* **Directive A**:
In the blog post on design approaches, what does HCD refer to?

* Begin Extract *

Friday, 27 June 2014


Hi ya'll,

For some time now I have been contemplating where I should give my 2 cents on the Human Centered Design (HCD) vs User Centered Design (UCD) vs Customer Centered Design (CCD) debate. It is a tricky and sticky situation to be in when you are talking to someone and say; hey so do you guys do UCD? and this I feel it sometimes a trick question because if you say yes then there are other questions like: why not HCD or CCD?

Well, to the best of my understanding HCD refers to putting the "human" in the center of your design decisions. This means not only the user but includes all the stakeholders that are involved in product design. It is prudent to state that user does not always mean it is a human being as some systems are designed as input for other systems and so forth.

UCD on the other hand is something that has made the rounds and many still think that it is the holy grail. Well they are right as long as their project requirements dictate that i.e. I am doing some exploratory design work and the user is the only focus of my design as this will not be sold at this point in time. For this use case UCD fits the bill. Another thing with UCD is that it does not necessarily mean that only the user is taken into account, but as the User Experiences' objective is to create intuitive designs, UCD leaves more confusion than understanding.

* End Extract *
* Begin Materials provided *

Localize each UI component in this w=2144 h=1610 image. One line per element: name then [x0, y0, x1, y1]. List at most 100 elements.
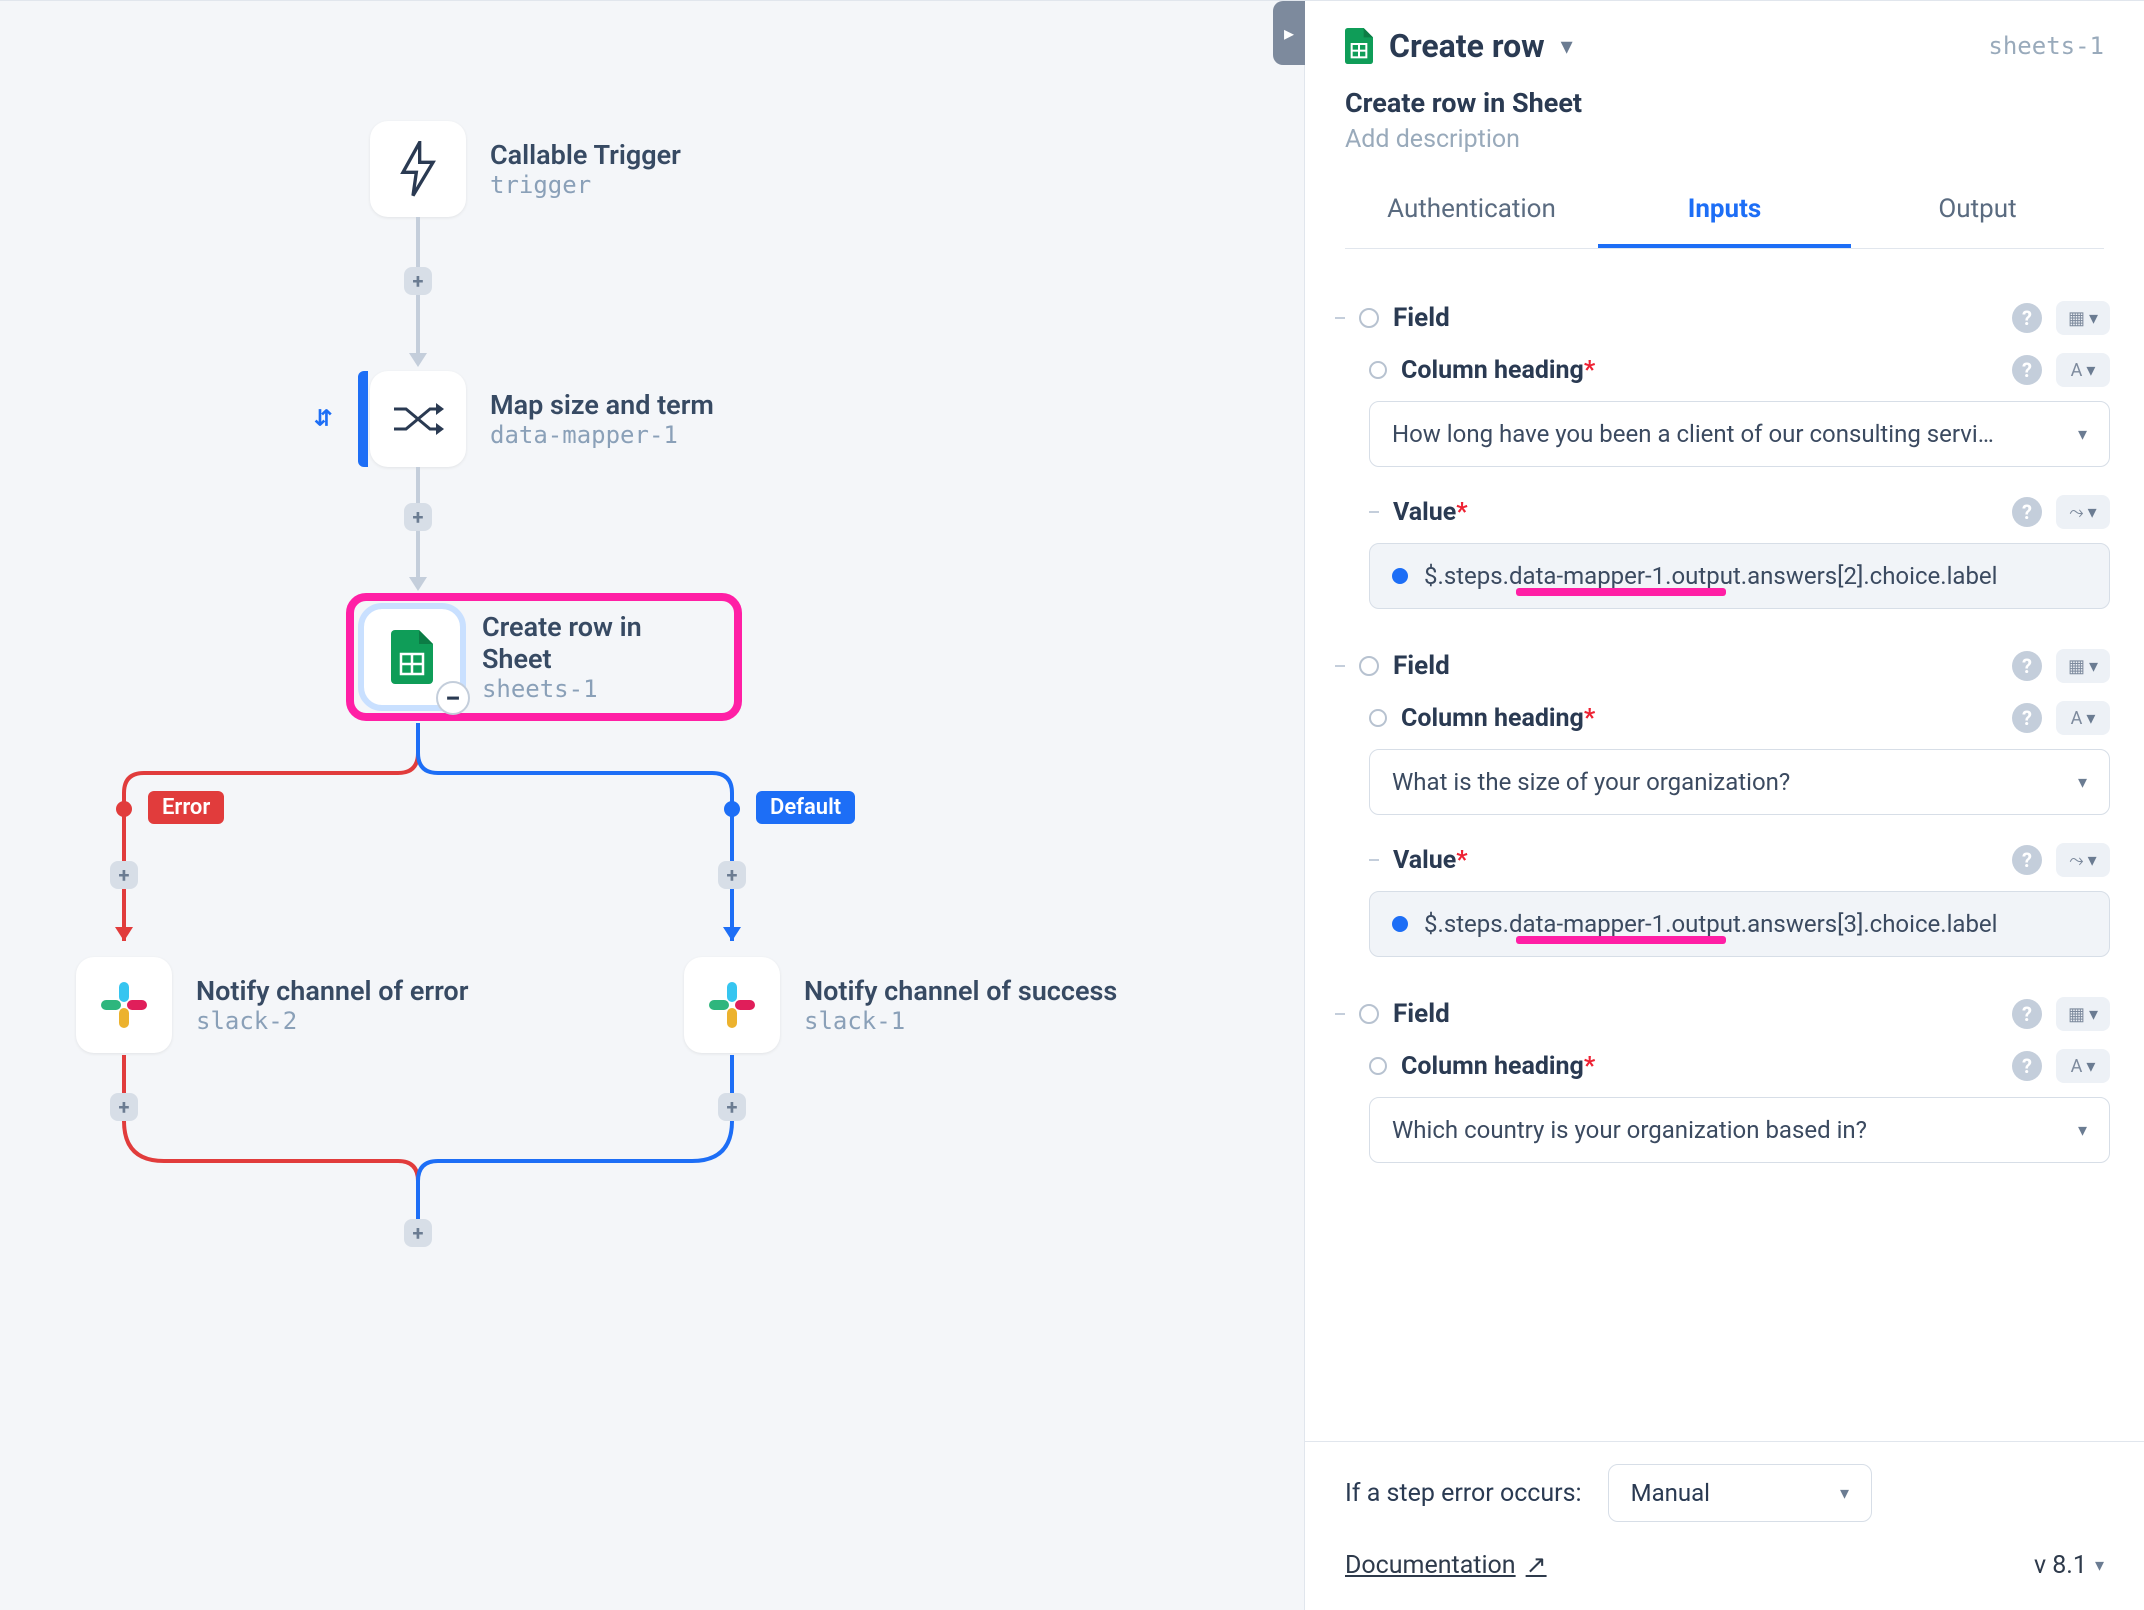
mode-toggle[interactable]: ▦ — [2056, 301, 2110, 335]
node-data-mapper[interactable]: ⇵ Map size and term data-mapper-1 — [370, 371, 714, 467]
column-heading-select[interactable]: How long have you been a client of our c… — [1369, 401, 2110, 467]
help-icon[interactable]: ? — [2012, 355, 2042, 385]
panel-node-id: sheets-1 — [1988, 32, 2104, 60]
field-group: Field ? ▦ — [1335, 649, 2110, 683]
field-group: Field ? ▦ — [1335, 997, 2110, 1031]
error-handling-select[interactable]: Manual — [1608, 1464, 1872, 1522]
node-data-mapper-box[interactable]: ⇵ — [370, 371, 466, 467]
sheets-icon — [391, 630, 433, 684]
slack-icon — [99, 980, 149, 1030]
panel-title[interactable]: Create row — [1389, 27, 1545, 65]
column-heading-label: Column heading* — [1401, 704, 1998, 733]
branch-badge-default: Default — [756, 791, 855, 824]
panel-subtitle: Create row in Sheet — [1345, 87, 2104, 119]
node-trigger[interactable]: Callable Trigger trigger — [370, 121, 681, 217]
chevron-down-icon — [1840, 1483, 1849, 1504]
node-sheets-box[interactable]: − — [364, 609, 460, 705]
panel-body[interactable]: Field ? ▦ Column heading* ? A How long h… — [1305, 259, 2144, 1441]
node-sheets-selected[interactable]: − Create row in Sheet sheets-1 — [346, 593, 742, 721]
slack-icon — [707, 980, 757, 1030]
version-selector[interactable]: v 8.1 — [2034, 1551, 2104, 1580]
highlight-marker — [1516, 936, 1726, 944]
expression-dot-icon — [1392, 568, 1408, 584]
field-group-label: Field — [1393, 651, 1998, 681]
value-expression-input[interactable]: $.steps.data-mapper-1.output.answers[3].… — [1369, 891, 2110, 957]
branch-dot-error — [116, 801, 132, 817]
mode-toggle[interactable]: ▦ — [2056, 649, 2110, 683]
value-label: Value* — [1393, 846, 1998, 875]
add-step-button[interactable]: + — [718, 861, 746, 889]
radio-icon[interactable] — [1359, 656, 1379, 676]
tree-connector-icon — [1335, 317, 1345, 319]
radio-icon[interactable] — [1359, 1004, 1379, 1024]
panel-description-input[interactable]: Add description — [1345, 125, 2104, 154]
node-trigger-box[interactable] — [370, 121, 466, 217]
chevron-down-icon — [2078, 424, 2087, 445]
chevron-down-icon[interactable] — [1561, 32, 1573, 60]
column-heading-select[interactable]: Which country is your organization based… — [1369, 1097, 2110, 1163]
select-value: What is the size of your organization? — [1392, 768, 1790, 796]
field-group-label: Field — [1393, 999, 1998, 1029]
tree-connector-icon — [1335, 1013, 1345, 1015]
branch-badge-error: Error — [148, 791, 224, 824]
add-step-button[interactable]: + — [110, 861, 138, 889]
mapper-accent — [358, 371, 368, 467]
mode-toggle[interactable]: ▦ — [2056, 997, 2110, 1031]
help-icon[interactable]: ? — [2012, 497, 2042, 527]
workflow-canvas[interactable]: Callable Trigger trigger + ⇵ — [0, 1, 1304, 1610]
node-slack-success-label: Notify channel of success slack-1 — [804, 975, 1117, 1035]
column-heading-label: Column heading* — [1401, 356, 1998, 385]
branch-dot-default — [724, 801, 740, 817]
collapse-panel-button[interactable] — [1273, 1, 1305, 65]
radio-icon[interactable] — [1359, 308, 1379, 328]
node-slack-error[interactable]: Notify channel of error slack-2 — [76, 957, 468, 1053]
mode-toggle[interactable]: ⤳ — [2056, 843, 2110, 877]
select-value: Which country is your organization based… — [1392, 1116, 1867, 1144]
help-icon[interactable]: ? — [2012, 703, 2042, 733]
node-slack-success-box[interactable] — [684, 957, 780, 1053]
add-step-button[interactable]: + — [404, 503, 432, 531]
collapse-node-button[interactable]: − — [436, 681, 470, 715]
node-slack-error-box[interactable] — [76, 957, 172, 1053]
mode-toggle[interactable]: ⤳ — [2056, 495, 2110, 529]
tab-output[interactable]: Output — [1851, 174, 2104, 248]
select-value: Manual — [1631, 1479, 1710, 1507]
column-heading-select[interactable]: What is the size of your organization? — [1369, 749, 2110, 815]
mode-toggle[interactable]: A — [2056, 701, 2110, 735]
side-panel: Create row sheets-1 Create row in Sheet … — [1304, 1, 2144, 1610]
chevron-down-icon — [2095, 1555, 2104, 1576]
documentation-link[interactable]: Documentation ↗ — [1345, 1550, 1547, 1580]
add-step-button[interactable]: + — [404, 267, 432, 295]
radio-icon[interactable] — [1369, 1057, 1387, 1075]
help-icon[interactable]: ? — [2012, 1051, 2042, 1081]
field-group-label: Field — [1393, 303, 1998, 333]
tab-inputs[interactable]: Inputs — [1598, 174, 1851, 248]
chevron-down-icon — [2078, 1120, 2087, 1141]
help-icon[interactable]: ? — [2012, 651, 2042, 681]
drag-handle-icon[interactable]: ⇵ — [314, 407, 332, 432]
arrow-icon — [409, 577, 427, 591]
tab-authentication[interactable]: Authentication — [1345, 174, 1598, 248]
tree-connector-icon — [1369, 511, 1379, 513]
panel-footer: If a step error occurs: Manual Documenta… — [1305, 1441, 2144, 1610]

* End Materials provided *

* **Directive B**:
In the records, begin at the line that has "mode-toggle[interactable]: ▦ — [2056, 301, 2110, 335]" and stop after the line that has "panel-body[interactable]: Field ?". Write out those lines again with "Manual" swapped for "Automatic" and everything else left as is.

* **Correct output A**:
Putting the "human" in the center of your design decisions.

* **Correct output B**:
mode-toggle[interactable]: ▦ — [2056, 301, 2110, 335]
node-data-mapper[interactable]: ⇵ Map size and term data-mapper-1 — [370, 371, 714, 467]
column-heading-select[interactable]: How long have you been a client of our c… — [1369, 401, 2110, 467]
help-icon[interactable]: ? — [2012, 355, 2042, 385]
panel-node-id: sheets-1 — [1988, 32, 2104, 60]
field-group: Field ? ▦ — [1335, 649, 2110, 683]
field-group: Field ? ▦ — [1335, 997, 2110, 1031]
error-handling-select[interactable]: Automatic — [1608, 1464, 1872, 1522]
node-data-mapper-box[interactable]: ⇵ — [370, 371, 466, 467]
sheets-icon — [391, 630, 433, 684]
slack-icon — [99, 980, 149, 1030]
panel-title[interactable]: Create row — [1389, 27, 1545, 65]
column-heading-label: Column heading* — [1401, 704, 1998, 733]
branch-badge-default: Default — [756, 791, 855, 824]
panel-subtitle: Create row in Sheet — [1345, 87, 2104, 119]
node-trigger[interactable]: Callable Trigger trigger — [370, 121, 681, 217]
chevron-down-icon — [1840, 1483, 1849, 1504]
node-sheets-box[interactable]: − — [364, 609, 460, 705]
panel-body[interactable]: Field ? ▦ Column heading* ? A How long h… — [1305, 259, 2144, 1441]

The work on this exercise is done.